[BEGIN]

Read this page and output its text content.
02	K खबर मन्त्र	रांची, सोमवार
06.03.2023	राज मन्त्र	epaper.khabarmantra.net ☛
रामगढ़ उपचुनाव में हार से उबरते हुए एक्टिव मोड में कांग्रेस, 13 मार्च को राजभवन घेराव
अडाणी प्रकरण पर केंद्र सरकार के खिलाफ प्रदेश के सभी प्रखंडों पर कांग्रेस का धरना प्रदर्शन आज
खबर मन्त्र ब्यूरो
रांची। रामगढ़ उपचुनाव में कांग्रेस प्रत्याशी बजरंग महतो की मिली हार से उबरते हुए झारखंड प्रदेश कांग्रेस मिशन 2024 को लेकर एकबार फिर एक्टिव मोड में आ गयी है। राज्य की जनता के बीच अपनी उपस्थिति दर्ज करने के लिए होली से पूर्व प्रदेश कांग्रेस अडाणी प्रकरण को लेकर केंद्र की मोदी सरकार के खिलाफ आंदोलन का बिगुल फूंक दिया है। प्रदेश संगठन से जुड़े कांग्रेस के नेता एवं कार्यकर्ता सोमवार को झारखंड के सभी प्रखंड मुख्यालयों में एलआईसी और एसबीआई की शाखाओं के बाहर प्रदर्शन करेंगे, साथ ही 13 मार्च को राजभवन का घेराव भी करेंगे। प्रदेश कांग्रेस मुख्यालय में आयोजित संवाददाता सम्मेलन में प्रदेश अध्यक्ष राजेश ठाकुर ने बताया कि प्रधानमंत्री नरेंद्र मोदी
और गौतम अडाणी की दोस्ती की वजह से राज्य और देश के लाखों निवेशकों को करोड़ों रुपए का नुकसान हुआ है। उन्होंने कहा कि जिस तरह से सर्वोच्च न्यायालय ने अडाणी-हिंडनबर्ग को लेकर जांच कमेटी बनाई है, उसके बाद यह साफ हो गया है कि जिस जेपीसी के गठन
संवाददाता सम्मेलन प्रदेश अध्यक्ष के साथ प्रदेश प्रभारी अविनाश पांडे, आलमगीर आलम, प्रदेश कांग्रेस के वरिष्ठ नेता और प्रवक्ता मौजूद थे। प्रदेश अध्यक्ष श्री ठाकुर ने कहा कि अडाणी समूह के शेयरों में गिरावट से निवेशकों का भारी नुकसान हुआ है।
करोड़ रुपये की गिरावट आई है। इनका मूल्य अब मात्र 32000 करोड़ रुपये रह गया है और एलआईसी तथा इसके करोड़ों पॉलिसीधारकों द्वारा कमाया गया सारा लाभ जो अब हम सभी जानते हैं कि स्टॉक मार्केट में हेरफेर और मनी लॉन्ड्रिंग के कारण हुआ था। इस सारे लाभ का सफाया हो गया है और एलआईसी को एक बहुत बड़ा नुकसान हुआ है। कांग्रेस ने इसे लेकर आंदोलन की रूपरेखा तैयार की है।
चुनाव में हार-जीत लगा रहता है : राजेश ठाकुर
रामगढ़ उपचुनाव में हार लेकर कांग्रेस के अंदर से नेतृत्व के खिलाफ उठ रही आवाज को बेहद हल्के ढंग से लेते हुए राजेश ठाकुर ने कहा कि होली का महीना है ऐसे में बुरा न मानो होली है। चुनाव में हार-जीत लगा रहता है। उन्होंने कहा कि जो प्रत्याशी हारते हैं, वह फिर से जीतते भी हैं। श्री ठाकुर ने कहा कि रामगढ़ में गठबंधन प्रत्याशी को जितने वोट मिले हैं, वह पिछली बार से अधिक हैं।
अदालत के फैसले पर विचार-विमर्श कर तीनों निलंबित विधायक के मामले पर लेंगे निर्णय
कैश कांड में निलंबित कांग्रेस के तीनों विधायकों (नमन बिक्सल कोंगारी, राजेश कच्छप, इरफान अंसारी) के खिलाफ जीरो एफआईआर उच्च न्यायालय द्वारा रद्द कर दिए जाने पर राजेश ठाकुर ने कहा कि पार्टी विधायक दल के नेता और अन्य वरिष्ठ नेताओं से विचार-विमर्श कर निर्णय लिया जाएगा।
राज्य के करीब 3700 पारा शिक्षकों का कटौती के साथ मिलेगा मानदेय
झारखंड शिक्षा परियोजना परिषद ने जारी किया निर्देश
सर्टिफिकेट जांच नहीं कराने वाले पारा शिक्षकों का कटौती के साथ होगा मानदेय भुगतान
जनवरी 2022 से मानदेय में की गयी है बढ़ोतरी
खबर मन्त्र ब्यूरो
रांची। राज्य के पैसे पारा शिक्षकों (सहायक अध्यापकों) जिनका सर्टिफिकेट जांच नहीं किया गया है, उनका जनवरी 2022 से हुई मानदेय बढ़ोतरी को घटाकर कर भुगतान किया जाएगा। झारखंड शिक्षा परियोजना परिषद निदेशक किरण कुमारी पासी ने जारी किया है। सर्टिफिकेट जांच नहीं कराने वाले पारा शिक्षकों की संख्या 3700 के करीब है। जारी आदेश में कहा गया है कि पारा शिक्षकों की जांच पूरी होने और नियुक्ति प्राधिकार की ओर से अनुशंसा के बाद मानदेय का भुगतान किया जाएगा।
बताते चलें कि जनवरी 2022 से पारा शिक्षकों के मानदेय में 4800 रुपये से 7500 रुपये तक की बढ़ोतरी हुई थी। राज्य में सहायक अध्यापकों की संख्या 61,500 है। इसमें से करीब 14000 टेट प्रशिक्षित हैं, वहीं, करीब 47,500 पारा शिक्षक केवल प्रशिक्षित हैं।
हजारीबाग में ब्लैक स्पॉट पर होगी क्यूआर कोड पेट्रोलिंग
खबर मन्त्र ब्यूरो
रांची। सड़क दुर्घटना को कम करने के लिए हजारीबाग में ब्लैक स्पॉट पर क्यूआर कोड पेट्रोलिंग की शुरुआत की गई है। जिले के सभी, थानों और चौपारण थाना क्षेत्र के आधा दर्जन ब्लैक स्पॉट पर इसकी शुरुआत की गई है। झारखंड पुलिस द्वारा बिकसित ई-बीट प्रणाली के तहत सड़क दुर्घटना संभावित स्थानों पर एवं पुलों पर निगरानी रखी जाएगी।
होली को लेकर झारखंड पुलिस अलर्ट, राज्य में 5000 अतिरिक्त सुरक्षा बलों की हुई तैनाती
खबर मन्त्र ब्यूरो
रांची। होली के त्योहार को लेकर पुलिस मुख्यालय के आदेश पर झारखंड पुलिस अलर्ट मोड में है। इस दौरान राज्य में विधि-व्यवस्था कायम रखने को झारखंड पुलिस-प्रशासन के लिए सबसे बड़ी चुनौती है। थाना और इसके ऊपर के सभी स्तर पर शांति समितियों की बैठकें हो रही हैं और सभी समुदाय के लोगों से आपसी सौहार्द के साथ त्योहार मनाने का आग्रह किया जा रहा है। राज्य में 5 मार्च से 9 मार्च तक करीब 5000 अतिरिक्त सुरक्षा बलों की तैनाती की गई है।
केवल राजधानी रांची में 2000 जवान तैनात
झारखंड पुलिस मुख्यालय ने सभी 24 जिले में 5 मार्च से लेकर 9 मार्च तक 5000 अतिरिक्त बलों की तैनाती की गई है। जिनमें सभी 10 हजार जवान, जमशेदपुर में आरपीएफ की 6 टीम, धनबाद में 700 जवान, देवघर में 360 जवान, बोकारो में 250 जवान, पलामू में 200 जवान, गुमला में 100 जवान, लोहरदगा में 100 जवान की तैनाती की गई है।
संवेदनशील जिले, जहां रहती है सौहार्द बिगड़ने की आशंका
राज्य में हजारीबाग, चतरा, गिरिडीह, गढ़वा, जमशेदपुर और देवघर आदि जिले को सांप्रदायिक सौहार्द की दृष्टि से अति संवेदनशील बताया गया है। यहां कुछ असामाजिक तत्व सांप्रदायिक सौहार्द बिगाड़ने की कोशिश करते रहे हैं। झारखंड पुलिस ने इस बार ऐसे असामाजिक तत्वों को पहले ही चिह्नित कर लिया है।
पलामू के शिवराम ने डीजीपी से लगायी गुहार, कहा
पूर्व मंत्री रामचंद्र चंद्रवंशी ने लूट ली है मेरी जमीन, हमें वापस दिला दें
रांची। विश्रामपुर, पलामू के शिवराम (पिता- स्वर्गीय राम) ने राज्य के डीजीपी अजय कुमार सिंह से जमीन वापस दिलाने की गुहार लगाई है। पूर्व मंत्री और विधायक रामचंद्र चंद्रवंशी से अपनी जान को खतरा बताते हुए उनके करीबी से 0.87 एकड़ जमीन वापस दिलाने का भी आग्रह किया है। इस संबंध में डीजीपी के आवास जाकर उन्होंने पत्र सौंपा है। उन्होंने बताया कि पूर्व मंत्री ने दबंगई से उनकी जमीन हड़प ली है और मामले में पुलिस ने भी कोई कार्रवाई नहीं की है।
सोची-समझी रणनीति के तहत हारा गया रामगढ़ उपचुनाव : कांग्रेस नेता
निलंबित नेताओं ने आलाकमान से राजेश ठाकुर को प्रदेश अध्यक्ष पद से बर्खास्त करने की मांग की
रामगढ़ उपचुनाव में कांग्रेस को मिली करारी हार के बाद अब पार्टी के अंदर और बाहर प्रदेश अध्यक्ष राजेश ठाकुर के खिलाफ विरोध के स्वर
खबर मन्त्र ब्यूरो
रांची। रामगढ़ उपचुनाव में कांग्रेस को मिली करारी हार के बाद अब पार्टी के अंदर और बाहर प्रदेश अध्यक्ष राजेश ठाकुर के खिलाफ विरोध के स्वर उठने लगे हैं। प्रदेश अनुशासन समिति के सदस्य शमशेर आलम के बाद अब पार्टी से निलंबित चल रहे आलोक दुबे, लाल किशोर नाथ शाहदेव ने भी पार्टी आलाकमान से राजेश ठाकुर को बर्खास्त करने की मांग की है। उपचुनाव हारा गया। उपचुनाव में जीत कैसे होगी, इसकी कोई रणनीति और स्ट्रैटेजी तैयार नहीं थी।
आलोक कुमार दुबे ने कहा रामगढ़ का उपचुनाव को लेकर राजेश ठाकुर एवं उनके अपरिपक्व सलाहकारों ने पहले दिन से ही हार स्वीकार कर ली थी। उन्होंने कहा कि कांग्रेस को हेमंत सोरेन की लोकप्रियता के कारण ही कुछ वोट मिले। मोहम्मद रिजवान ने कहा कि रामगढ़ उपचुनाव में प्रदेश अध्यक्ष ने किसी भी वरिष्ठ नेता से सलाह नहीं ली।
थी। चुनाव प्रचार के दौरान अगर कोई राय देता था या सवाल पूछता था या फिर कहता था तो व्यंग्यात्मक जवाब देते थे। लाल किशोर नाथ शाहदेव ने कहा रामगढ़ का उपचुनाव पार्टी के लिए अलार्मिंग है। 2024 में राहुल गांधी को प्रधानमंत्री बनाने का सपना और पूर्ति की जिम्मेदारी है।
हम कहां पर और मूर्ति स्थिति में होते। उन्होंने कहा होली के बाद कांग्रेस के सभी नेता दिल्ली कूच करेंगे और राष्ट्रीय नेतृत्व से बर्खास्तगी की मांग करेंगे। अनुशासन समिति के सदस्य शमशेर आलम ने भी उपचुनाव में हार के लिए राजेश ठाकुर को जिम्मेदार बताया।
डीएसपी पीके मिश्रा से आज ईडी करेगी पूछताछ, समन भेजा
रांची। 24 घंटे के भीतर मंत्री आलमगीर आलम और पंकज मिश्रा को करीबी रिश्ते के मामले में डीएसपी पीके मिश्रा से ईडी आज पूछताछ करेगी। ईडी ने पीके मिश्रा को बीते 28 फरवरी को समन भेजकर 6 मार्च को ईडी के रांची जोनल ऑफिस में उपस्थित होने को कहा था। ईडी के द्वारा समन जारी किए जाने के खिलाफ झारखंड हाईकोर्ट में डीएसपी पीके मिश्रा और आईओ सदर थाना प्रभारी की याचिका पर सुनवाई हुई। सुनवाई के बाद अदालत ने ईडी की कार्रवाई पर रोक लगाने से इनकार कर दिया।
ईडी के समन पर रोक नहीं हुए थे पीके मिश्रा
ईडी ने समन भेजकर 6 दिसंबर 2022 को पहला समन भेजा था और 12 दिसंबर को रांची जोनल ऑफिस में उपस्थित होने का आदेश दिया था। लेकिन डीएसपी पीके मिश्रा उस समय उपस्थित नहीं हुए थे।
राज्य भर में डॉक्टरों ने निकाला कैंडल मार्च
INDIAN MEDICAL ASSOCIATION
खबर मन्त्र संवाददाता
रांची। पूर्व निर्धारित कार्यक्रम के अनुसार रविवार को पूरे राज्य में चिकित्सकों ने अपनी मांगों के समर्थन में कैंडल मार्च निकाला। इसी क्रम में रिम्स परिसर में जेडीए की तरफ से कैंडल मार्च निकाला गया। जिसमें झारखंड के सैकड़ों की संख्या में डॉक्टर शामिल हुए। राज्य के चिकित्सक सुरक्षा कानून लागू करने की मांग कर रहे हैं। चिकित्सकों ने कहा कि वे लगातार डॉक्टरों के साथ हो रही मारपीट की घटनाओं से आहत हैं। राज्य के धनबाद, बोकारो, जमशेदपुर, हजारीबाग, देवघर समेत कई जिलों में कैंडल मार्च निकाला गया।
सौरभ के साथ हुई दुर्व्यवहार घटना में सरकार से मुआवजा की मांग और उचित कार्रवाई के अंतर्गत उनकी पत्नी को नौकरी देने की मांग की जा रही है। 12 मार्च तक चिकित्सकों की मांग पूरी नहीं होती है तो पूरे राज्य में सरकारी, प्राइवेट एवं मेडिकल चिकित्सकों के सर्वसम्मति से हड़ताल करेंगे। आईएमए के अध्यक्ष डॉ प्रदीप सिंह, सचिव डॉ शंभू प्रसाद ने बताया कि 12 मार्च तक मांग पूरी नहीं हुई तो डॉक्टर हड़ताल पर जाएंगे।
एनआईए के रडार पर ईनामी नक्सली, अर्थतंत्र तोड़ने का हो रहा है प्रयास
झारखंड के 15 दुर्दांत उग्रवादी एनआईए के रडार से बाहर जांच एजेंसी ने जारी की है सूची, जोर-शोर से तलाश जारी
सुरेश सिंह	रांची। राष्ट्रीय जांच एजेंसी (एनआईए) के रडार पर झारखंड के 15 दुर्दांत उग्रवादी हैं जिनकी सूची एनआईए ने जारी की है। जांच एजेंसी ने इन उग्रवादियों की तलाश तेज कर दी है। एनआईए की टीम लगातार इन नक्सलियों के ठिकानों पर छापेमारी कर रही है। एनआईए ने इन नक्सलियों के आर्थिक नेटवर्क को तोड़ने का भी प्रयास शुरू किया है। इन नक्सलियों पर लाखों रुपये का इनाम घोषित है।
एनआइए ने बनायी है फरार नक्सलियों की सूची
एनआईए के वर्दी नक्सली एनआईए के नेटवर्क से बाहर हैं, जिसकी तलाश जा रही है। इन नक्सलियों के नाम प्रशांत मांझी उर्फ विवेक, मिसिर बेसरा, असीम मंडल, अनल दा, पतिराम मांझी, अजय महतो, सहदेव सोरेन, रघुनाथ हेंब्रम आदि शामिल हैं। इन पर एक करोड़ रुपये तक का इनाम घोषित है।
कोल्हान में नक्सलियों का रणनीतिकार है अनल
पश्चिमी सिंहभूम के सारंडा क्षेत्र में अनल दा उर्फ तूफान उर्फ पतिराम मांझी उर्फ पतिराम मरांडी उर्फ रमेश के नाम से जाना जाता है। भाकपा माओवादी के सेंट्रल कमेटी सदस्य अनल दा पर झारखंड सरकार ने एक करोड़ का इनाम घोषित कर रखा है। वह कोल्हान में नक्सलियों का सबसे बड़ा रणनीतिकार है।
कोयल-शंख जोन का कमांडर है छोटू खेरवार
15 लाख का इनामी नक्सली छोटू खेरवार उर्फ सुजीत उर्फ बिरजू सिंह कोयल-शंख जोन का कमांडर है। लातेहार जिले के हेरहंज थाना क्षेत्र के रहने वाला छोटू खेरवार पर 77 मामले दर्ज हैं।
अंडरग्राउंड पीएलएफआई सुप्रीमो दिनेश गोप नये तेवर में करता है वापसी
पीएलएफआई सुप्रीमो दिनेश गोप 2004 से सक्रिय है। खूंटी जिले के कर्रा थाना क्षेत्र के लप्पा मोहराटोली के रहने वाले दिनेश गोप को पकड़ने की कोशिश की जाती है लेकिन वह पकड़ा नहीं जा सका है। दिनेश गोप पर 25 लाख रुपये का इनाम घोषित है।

[END]

The task:
Say how many lines contain "एनआईए", and give nothing but that number.

Written answer:
4